STATED EXERCISE:
Every line below is to be quoted exactly, with nothing added or dropped.

· · · · · · ·

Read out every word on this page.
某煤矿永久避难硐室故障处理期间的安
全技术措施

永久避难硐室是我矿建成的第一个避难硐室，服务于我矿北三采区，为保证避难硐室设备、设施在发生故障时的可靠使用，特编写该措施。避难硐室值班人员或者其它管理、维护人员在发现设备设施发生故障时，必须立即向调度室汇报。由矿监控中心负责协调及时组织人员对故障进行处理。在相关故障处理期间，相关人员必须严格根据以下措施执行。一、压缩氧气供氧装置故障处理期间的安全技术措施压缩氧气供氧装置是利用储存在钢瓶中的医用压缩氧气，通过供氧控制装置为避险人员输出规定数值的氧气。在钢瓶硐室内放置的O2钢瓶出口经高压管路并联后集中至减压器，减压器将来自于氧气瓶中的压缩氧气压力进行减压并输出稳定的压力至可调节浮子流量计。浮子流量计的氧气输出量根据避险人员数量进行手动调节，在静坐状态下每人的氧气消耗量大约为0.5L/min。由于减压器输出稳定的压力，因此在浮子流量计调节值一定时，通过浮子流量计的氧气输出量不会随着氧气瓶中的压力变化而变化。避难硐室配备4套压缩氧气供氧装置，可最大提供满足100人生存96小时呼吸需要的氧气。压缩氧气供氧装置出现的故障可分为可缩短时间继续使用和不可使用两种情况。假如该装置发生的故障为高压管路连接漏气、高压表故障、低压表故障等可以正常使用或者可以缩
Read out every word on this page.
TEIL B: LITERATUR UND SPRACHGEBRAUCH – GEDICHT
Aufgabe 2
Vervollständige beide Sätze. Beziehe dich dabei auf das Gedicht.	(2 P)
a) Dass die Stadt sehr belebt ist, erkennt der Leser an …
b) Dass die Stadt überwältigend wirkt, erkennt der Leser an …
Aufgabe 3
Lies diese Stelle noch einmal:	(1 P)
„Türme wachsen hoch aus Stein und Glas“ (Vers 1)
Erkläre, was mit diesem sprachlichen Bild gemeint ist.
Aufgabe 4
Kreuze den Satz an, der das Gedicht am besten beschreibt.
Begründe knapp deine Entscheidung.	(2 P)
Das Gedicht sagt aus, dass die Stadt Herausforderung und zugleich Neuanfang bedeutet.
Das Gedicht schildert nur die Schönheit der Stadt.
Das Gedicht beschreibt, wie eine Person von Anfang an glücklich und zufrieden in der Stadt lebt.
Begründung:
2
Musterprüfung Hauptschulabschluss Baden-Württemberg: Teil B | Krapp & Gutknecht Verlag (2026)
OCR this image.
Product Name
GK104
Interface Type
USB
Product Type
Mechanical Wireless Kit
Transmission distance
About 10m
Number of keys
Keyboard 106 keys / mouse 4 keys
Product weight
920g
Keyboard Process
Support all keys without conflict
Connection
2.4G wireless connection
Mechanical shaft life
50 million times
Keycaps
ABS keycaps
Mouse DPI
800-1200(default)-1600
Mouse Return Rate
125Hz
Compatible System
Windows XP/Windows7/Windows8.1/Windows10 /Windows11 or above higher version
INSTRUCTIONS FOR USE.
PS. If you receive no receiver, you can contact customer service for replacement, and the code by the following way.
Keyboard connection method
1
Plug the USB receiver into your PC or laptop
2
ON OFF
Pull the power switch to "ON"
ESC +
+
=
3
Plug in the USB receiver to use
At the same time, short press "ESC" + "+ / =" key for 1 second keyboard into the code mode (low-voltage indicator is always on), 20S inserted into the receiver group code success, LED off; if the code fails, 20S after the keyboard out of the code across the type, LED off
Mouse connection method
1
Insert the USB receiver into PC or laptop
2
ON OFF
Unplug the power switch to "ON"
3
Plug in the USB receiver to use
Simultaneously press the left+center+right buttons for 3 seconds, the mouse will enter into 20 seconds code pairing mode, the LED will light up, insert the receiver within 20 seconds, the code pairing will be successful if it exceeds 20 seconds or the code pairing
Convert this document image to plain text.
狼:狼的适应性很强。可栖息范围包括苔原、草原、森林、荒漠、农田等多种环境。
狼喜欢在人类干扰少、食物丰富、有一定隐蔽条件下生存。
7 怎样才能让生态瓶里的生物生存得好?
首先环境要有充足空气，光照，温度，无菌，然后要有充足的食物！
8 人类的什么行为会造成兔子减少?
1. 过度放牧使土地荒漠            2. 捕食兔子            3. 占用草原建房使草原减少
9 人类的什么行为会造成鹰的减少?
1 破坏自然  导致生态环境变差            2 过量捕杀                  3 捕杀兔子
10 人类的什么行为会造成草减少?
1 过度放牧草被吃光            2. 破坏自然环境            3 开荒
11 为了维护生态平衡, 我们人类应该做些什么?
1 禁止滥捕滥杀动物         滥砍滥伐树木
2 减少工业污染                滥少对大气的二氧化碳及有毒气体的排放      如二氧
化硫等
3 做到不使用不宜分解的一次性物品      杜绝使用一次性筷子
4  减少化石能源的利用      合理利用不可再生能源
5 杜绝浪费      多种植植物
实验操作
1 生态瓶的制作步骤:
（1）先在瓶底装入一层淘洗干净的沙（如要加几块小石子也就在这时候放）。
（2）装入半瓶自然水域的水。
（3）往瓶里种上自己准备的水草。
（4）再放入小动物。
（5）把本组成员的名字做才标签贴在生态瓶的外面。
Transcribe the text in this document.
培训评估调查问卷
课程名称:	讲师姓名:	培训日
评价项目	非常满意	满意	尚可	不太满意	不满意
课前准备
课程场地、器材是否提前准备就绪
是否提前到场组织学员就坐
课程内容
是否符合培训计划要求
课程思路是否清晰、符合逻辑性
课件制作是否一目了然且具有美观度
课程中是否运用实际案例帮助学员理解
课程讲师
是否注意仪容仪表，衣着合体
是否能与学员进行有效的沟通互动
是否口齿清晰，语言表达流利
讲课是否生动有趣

· · · · · · ·

RESPONSE TO THIS TASK:
Read out every word on this page.
某煤矿永久避难硐室故障处理期间的安
全技术措施

永久避难硐室是我矿建成的第一个避难硐室，服务于我矿北三采区，为保证避难硐室设备、设施在发生故障时的可靠使用，特编写该措施。避难硐室值班人员或者其它管理、维护人员在发现设备设施发生故障时，必须立即向调度室汇报。由矿监控中心负责协调及时组织人员对故障进行处理。在相关故障处理期间，相关人员必须严格根据以下措施执行。一、压缩氧气供氧装置故障处理期间的安全技术措施压缩氧气供氧装置是利用储存在钢瓶中的医用压缩氧气，通过供氧控制装置为避险人员输出规定数值的氧气。在钢瓶硐室内放置的O2钢瓶出口经高压管路并联后集中至减压器，减压器将来自于氧气瓶中的压缩氧气压力进行减压并输出稳定的压力至可调节浮子流量计。浮子流量计的氧气输出量根据避险人员数量进行手动调节，在静坐状态下每人的氧气消耗量大约为0.5L/min。由于减压器输出稳定的压力，因此在浮子流量计调节值一定时，通过浮子流量计的氧气输出量不会随着氧气瓶中的压力变化而变化。避难硐室配备4套压缩氧气供氧装置，可最大提供满足100人生存96小时呼吸需要的氧气。压缩氧气供氧装置出现的故障可分为可缩短时间继续使用和不可使用两种情况。假如该装置发生的故障为高压管路连接漏气、高压表故障、低压表故障等可以正常使用或者可以缩
Read out every word on this page.
TEIL B: LITERATUR UND SPRACHGEBRAUCH – GEDICHT
Aufgabe 2
Vervollständige beide Sätze. Beziehe dich dabei auf das Gedicht.	(2 P)
a) Dass die Stadt sehr belebt ist, erkennt der Leser an …
b) Dass die Stadt überwältigend wirkt, erkennt der Leser an …
Aufgabe 3
Lies diese Stelle noch einmal:	(1 P)
„Türme wachsen hoch aus Stein und Glas“ (Vers 1)
Erkläre, was mit diesem sprachlichen Bild gemeint ist.
Aufgabe 4
Kreuze den Satz an, der das Gedicht am besten beschreibt.
Begründe knapp deine Entscheidung.	(2 P)
Das Gedicht sagt aus, dass die Stadt Herausforderung und zugleich Neuanfang bedeutet.
Das Gedicht schildert nur die Schönheit der Stadt.
Das Gedicht beschreibt, wie eine Person von Anfang an glücklich und zufrieden in der Stadt lebt.
Begründung:
2
Musterprüfung Hauptschulabschluss Baden-Württemberg: Teil B | Krapp & Gutknecht Verlag (2026)
OCR this image.
Product Name
GK104
Interface Type
USB
Product Type
Mechanical Wireless Kit
Transmission distance
About 10m
Number of keys
Keyboard 106 keys / mouse 4 keys
Product weight
920g
Keyboard Process
Support all keys without conflict
Connection
2.4G wireless connection
Mechanical shaft life
50 million times
Keycaps
ABS keycaps
Mouse DPI
800-1200(default)-1600
Mouse Return Rate
125Hz
Compatible System
Windows XP/Windows7/Windows8.1/Windows10 /Windows11 or above higher version
INSTRUCTIONS FOR USE.
PS. If you receive no receiver, you can contact customer service for replacement, and the code by the following way.
Keyboard connection method
1
Plug the USB receiver into your PC or laptop
2
ON OFF
Pull the power switch to "ON"
ESC +
+
=
3
Plug in the USB receiver to use
At the same time, short press "ESC" + "+ / =" key for 1 second keyboard into the code mode (low-voltage indicator is always on), 20S inserted into the receiver group code success, LED off; if the code fails, 20S after the keyboard out of the code across the type, LED off
Mouse connection method
1
Insert the USB receiver into PC or laptop
2
ON OFF
Unplug the power switch to "ON"
3
Plug in the USB receiver to use
Simultaneously press the left+center+right buttons for 3 seconds, the mouse will enter into 20 seconds code pairing mode, the LED will light up, insert the receiver within 20 seconds, the code pairing will be successful if it exceeds 20 seconds or the code pairing
Convert this document image to plain text.
狼:狼的适应性很强。可栖息范围包括苔原、草原、森林、荒漠、农田等多种环境。
狼喜欢在人类干扰少、食物丰富、有一定隐蔽条件下生存。
7 怎样才能让生态瓶里的生物生存得好?
首先环境要有充足空气，光照，温度，无菌，然后要有充足的食物！
8 人类的什么行为会造成兔子减少?
1. 过度放牧使土地荒漠            2. 捕食兔子            3. 占用草原建房使草原减少
9 人类的什么行为会造成鹰的减少?
1 破坏自然  导致生态环境变差            2 过量捕杀                  3 捕杀兔子
10 人类的什么行为会造成草减少?
1 过度放牧草被吃光            2. 破坏自然环境            3 开荒
11 为了维护生态平衡, 我们人类应该做些什么?
1 禁止滥捕滥杀动物         滥砍滥伐树木
2 减少工业污染                滥少对大气的二氧化碳及有毒气体的排放      如二氧
化硫等
3 做到不使用不宜分解的一次性物品      杜绝使用一次性筷子
4  减少化石能源的利用      合理利用不可再生能源
5 杜绝浪费      多种植植物
实验操作
1 生态瓶的制作步骤:
（1）先在瓶底装入一层淘洗干净的沙（如要加几块小石子也就在这时候放）。
（2）装入半瓶自然水域的水。
（3）往瓶里种上自己准备的水草。
（4）再放入小动物。
（5）把本组成员的名字做才标签贴在生态瓶的外面。
Transcribe the text in this document.
培训评估调查问卷
课程名称:	讲师姓名:	培训日
评价项目	非常满意	满意	尚可	不太满意	不满意
课前准备
课程场地、器材是否提前准备就绪
是否提前到场组织学员就坐
课程内容
是否符合培训计划要求
课程思路是否清晰、符合逻辑性
课件制作是否一目了然且具有美观度
课程中是否运用实际案例帮助学员理解
课程讲师
是否注意仪容仪表，衣着合体
是否能与学员进行有效的沟通互动
是否口齿清晰，语言表达流利
讲课是否生动有趣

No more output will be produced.